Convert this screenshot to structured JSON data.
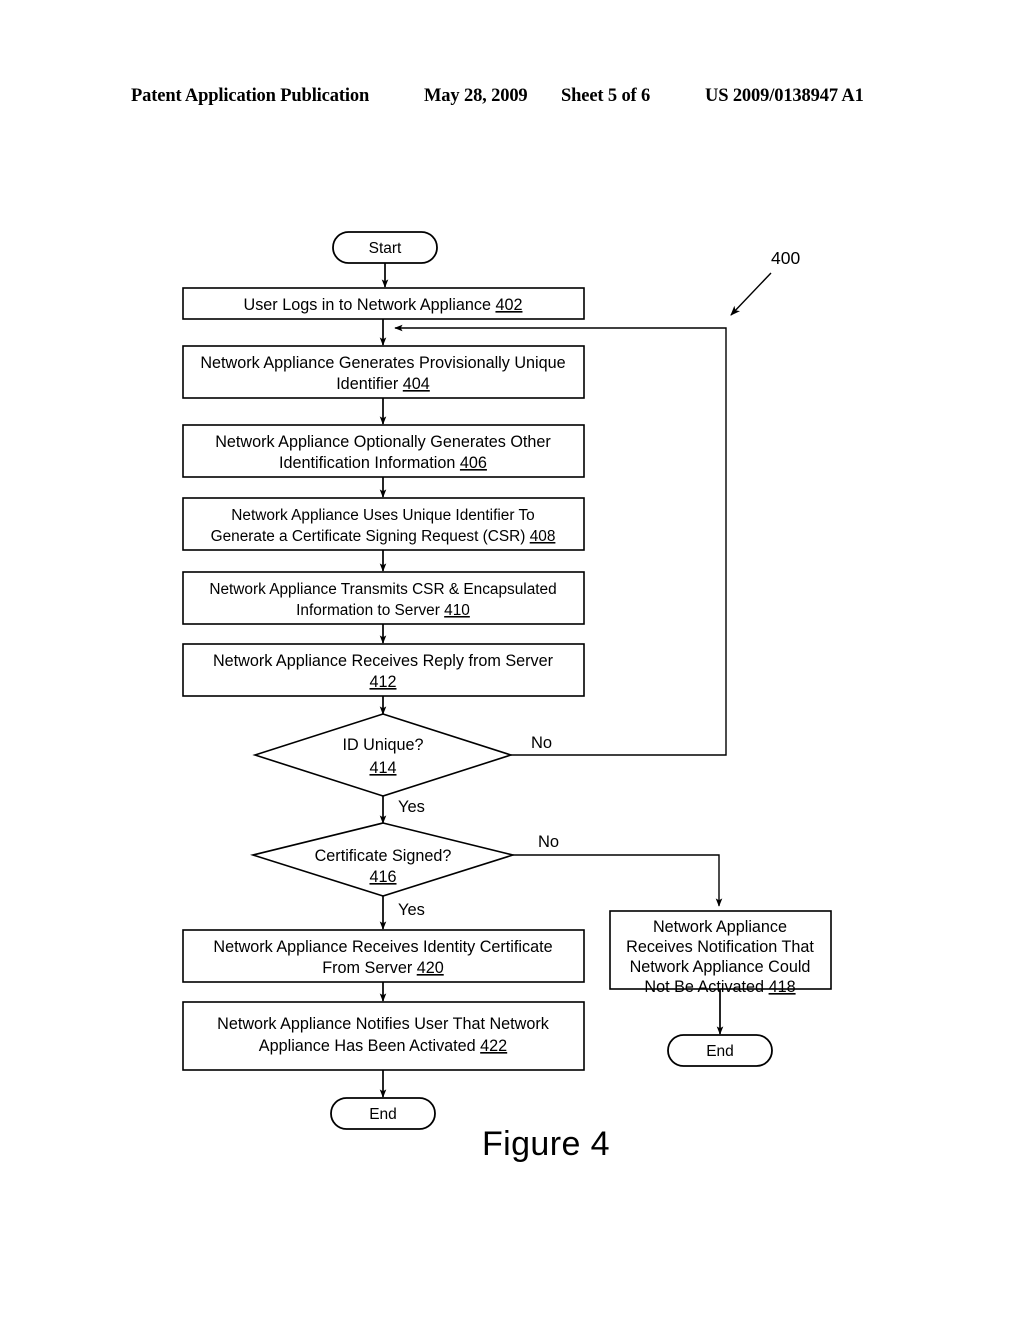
{
  "header": {
    "publication": "Patent Application Publication",
    "date": "May 28, 2009",
    "sheet": "Sheet 5 of 6",
    "patent_number": "US 2009/0138947 A1"
  },
  "figure": {
    "caption": "Figure 4",
    "diagram_reference": "400"
  },
  "nodes": {
    "start": {
      "label": "Start"
    },
    "step_402": {
      "line1": "User Logs in to Network Appliance",
      "ref": "402"
    },
    "step_404": {
      "line1": "Network Appliance Generates Provisionally Unique",
      "line2": "Identifier",
      "ref": "404"
    },
    "step_406": {
      "line1": "Network Appliance Optionally Generates Other",
      "line2": "Identification Information",
      "ref": "406"
    },
    "step_408": {
      "line1": "Network Appliance Uses Unique Identifier To",
      "line2": "Generate a Certificate Signing Request (CSR)",
      "ref": "408"
    },
    "step_410": {
      "line1": "Network Appliance Transmits CSR & Encapsulated",
      "line2": "Information to Server",
      "ref": "410"
    },
    "step_412": {
      "line1": "Network Appliance Receives Reply from Server",
      "line2": "",
      "ref": "412"
    },
    "decision_414": {
      "label": "ID Unique?",
      "ref": "414"
    },
    "decision_416": {
      "label": "Certificate Signed?",
      "ref": "416"
    },
    "step_418": {
      "line1": "Network Appliance",
      "line2": "Receives Notification That",
      "line3": "Network Appliance Could",
      "line4": "Not Be Activated",
      "ref": "418"
    },
    "step_420": {
      "line1": "Network Appliance Receives Identity Certificate",
      "line2": "From Server",
      "ref": "420"
    },
    "step_422": {
      "line1": "Network Appliance Notifies User That Network",
      "line2": "Appliance Has Been Activated",
      "ref": "422"
    },
    "end_main": {
      "label": "End"
    },
    "end_fail": {
      "label": "End"
    }
  },
  "branch_labels": {
    "unique_no": "No",
    "unique_yes": "Yes",
    "signed_no": "No",
    "signed_yes": "Yes"
  },
  "colors": {
    "ink": "#000000",
    "paper": "#ffffff"
  }
}
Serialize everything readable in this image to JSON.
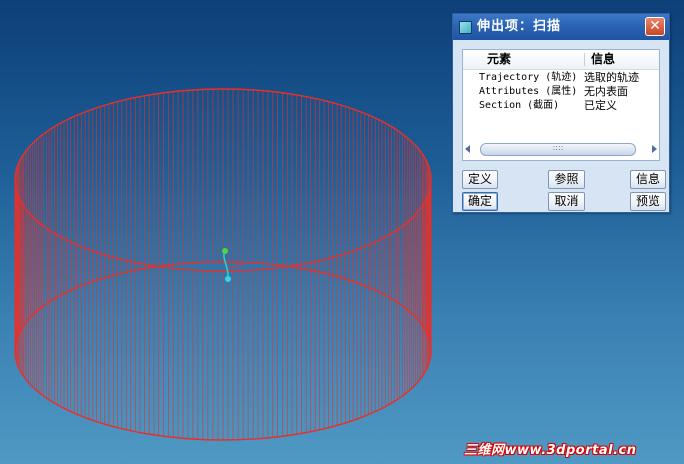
{
  "dialog": {
    "title": "伸出项：扫描",
    "close_label": "✕",
    "table": {
      "col_element": "元素",
      "col_info": "信息",
      "rows": [
        {
          "element": "Trajectory (轨迹)",
          "info": "选取的轨迹"
        },
        {
          "element": "Attributes (属性)",
          "info": "无内表面"
        },
        {
          "element": "Section (截面)",
          "info": "已定义"
        }
      ]
    },
    "scroll_grip": "::::",
    "buttons": {
      "define": "定义",
      "reference": "参照",
      "info": "信息",
      "ok": "确定",
      "cancel": "取消",
      "preview": "预览"
    }
  },
  "watermark": "三维网www.3dportal.cn",
  "colors": {
    "mesh": "#e8302a",
    "titlebar": "#2a62b2",
    "background_top": "#0d3f78",
    "background_bottom": "#4f99c4"
  },
  "icons": {
    "title": "dialog-window-icon",
    "close": "close-icon",
    "origin": "coordinate-triad-icon"
  }
}
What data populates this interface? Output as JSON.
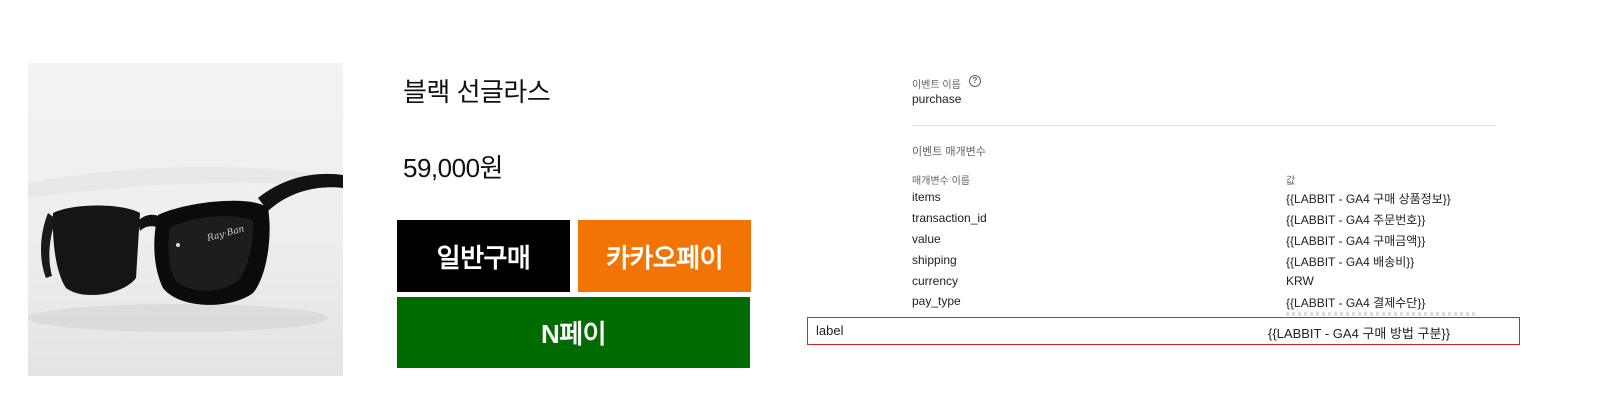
{
  "product": {
    "image_alt_icon": "sunglasses-image",
    "title": "블랙 선글라스",
    "price": "59,000원",
    "buttons": {
      "normal": "일반구매",
      "kakao": "카카오페이",
      "npay": "N페이"
    },
    "colors": {
      "normal_bg": "#000000",
      "kakao_bg": "#f27405",
      "npay_bg": "#006b00"
    }
  },
  "ga": {
    "event_name_label": "이벤트 이름",
    "help_icon": "?",
    "event_name_value": "purchase",
    "params_title": "이벤트 매개변수",
    "col_name": "매개변수 이름",
    "col_value": "값",
    "params": [
      {
        "name": "items",
        "value": "{{LABBIT - GA4 구매 상품정보}}"
      },
      {
        "name": "transaction_id",
        "value": "{{LABBIT - GA4 주문번호}}"
      },
      {
        "name": "value",
        "value": "{{LABBIT - GA4 구매금액}}"
      },
      {
        "name": "shipping",
        "value": "{{LABBIT - GA4 배송비}}"
      },
      {
        "name": "currency",
        "value": "KRW"
      },
      {
        "name": "pay_type",
        "value": "{{LABBIT - GA4 결제수단}}"
      }
    ],
    "highlighted_param": {
      "name": "label",
      "value": "{{LABBIT - GA4 구매 방법 구분}}"
    },
    "highlight_color": "#e02020"
  }
}
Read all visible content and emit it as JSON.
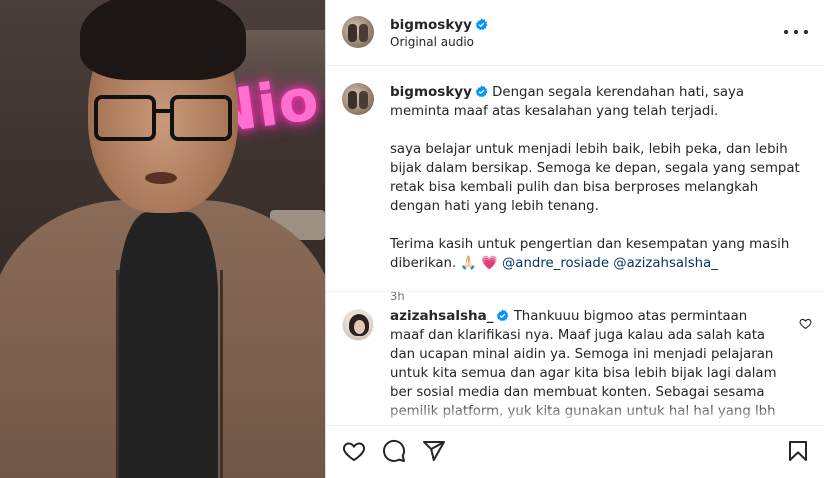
{
  "post": {
    "author": "bigmoskyy",
    "audio_label": "Original audio"
  },
  "video": {
    "neon_text": "Nio"
  },
  "caption": {
    "author": "bigmoskyy",
    "para1": "Dengan segala kerendahan hati, saya meminta maaf atas kesalahan yang telah terjadi.",
    "para2": "saya belajar untuk menjadi lebih baik, lebih peka, dan lebih bijak dalam bersikap. Semoga ke depan, segala yang sempat retak bisa kembali pulih dan bisa berproses melangkah dengan hati yang lebih tenang.",
    "para3_text": "Terima kasih untuk pengertian dan kesempatan yang masih diberikan.",
    "para3_emoji": "🙏🏻 💗",
    "mention1": "@andre_rosiade",
    "mention2": "@azizahsalsha_",
    "time": "3h"
  },
  "comment": {
    "author": "azizahsalsha_",
    "text": "Thankuuu bigmoo atas permintaan maaf dan klarifikasi nya. Maaf juga kalau ada salah kata dan ucapan minal aidin ya. Semoga ini menjadi pelajaran untuk kita semua dan agar kita bisa lebih bijak lagi dalam ber sosial media dan membuat konten. Sebagai sesama pemilik platform, yuk kita gunakan untuk hal hal yang lbh positif dan tdk menjatuhkan orang lain. Semoga hal baik selalu menyertai kita semua 🤍"
  },
  "colors": {
    "verified": "#0095f6",
    "mention": "#00376b",
    "muted": "#737373"
  },
  "icons": [
    "more-icon",
    "verified-icon",
    "heart-icon",
    "comment-icon",
    "share-icon",
    "bookmark-icon"
  ]
}
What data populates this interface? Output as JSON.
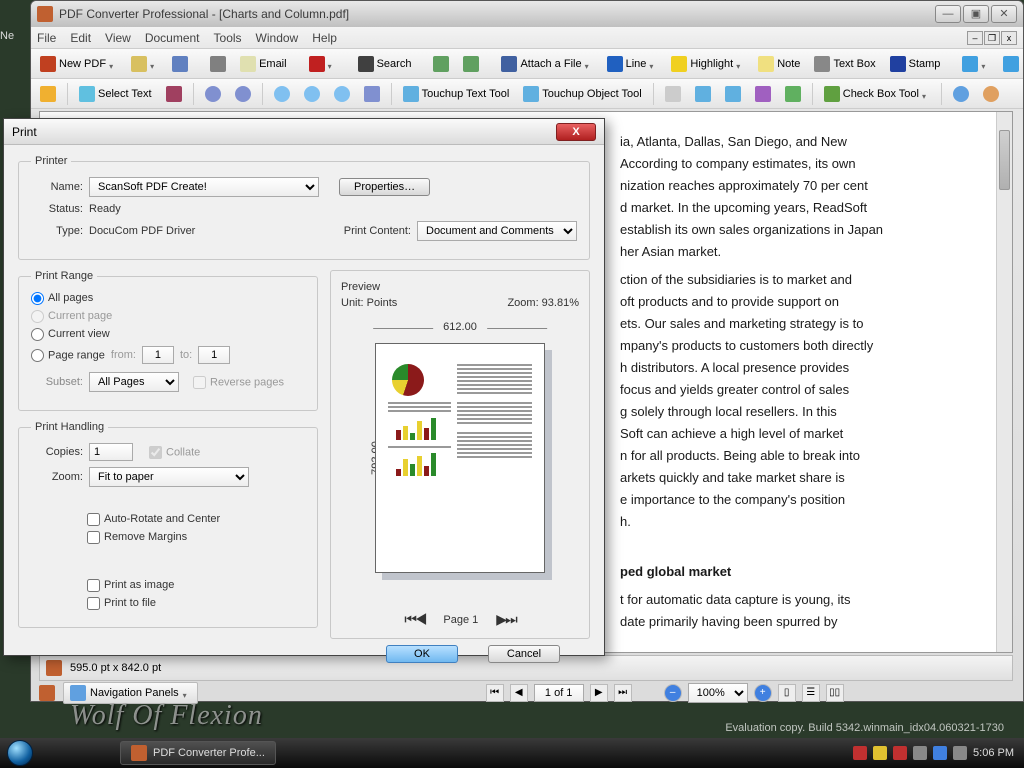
{
  "app": {
    "title": "PDF Converter Professional - [Charts and Column.pdf]",
    "task_label": "PDF Converter Profe..."
  },
  "menu": [
    "File",
    "Edit",
    "View",
    "Document",
    "Tools",
    "Window",
    "Help"
  ],
  "toolbar1": {
    "new_pdf": "New PDF",
    "email": "Email",
    "search": "Search",
    "attach": "Attach a File",
    "line": "Line",
    "highlight": "Highlight",
    "note": "Note",
    "textbox": "Text Box",
    "stamp": "Stamp"
  },
  "toolbar2": {
    "select_text": "Select Text",
    "touchup_text": "Touchup Text Tool",
    "touchup_obj": "Touchup Object Tool",
    "checkbox": "Check Box Tool"
  },
  "document": {
    "lines": [
      "ia, Atlanta, Dallas, San Diego, and New",
      "According to company estimates, its own",
      "nization reaches approximately 70 per cent",
      "d market. In the upcoming years, ReadSoft",
      "establish its own sales organizations in Japan",
      "her Asian market.",
      "ction of the subsidiaries is to market and",
      "oft products and to provide support on",
      "ets. Our sales and marketing strategy is to",
      "mpany's products to customers both directly",
      "h distributors. A local presence provides",
      "focus and yields greater control of sales",
      "g solely through local resellers. In this",
      "Soft can achieve a high level of market",
      "n for all products. Being able to break into",
      "arkets quickly and take market share is",
      "e importance to the company's position",
      "h."
    ],
    "heading": "ped global market",
    "after": [
      "t for automatic data capture is young, its",
      "date primarily having been spurred by"
    ]
  },
  "docstatus": {
    "dim": "595.0 pt x 842.0 pt"
  },
  "pager": {
    "label": "1 of 1",
    "zoom": "100%"
  },
  "navpanel": "Navigation Panels",
  "print": {
    "title": "Print",
    "printer_group": "Printer",
    "name_lbl": "Name:",
    "name_val": "ScanSoft PDF Create!",
    "properties": "Properties…",
    "status_lbl": "Status:",
    "status_val": "Ready",
    "type_lbl": "Type:",
    "type_val": "DocuCom PDF Driver",
    "pc_lbl": "Print Content:",
    "pc_val": "Document and Comments",
    "range_group": "Print Range",
    "r_all": "All pages",
    "r_cur_page": "Current page",
    "r_cur_view": "Current view",
    "r_range": "Page range",
    "from": "from:",
    "from_v": "1",
    "to": "to:",
    "to_v": "1",
    "subset_lbl": "Subset:",
    "subset_val": "All Pages",
    "reverse": "Reverse pages",
    "handling_group": "Print Handling",
    "copies_lbl": "Copies:",
    "copies_val": "1",
    "collate": "Collate",
    "zoom_lbl": "Zoom:",
    "zoom_val": "Fit to paper",
    "autorotate": "Auto-Rotate and Center",
    "remove_margins": "Remove Margins",
    "print_image": "Print as image",
    "print_file": "Print to file",
    "preview_group": "Preview",
    "unit": "Unit: Points",
    "zoom_pct": "Zoom: 93.81%",
    "dim_w": "612.00",
    "dim_h": "792.00",
    "page": "Page 1",
    "ok": "OK",
    "cancel": "Cancel"
  },
  "clock": "5:06 PM",
  "watermark": "Wolf Of Flexion",
  "eval": "Evaluation copy. Build 5342.winmain_idx04.060321-1730"
}
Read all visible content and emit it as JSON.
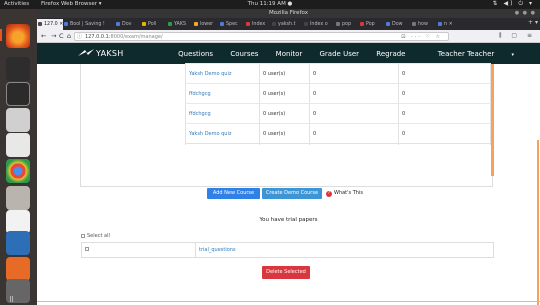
{
  "topbar": {
    "activities": "Activities",
    "app_menu": "Firefox Web Browser ▾",
    "clock": "Thu 11:19 AM ●",
    "tray": "⇅ ◀) ⏻ ▾"
  },
  "window": {
    "title": "Mozilla Firefox"
  },
  "tabs": [
    {
      "label": "127.0 ✕",
      "color": "#4a4a4f"
    },
    {
      "label": "Bool | Saving !",
      "color": "#4e7bd6"
    },
    {
      "label": "Dov",
      "color": "#4e7bd6"
    },
    {
      "label": "Poll",
      "color": "#e8b400"
    },
    {
      "label": "YAKS",
      "color": "#2e9b4b"
    },
    {
      "label": "lower",
      "color": "#f5a623"
    },
    {
      "label": "Spec",
      "color": "#4e7bd6"
    },
    {
      "label": "Index",
      "color": "#d9363e"
    },
    {
      "label": "yaksh.t",
      "color": "#444"
    },
    {
      "label": "Index o",
      "color": "#444"
    },
    {
      "label": "pop",
      "color": "#777"
    },
    {
      "label": "Pop",
      "color": "#d9363e"
    },
    {
      "label": "Dow",
      "color": "#4e7bd6"
    },
    {
      "label": "how",
      "color": "#777"
    },
    {
      "label": "n ✕",
      "color": "#4e7bd6"
    }
  ],
  "nav": {
    "back": "←",
    "forward": "→",
    "reload": "C",
    "home": "⌂",
    "url_host": "127.0.0.1:",
    "url_path": "8000/exam/manage/",
    "page_actions": "⊡ ··· ♡ ☆",
    "right_icons": "⫼ ▢ ≡"
  },
  "site": {
    "brand": "YAKSH",
    "links": [
      "Questions",
      "Courses",
      "Monitor",
      "Grade User",
      "Regrade",
      "Teacher Teacher"
    ],
    "caret": "▾"
  },
  "quiz_rows": [
    {
      "name": "Yaksh Demo quiz",
      "users": "0 user(s)",
      "col3": "0",
      "col4": "0"
    },
    {
      "name": "ffdchgcg",
      "users": "0 user(s)",
      "col3": "0",
      "col4": "0"
    },
    {
      "name": "ffdchgcg",
      "users": "0 user(s)",
      "col3": "0",
      "col4": "0"
    },
    {
      "name": "Yaksh Demo quiz",
      "users": "0 user(s)",
      "col3": "0",
      "col4": "0"
    }
  ],
  "actions": {
    "add_course": "Add New Course",
    "create_demo": "Create Demo Course",
    "whats_this": "What's This",
    "whats_icon": "?"
  },
  "trial": {
    "heading": "You have trial papers",
    "select_all": "Select all",
    "rows": [
      {
        "name": "trial_questions"
      }
    ],
    "delete": "Delete Selected"
  },
  "launcher": {
    "apps_grid": "⠿"
  },
  "colors": {
    "site_nav": "#0e2a2c",
    "add_button": "#2f80e7",
    "demo_button": "#3c96d6",
    "delete_button": "#d9363e",
    "link": "#337ab7"
  }
}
◆ ◆ ◆ ◆ ◆ ◆ ◆
Instruction.
Find the number of lines in which the word "data" occurs, and write nothing but that number.

Response to the task.
4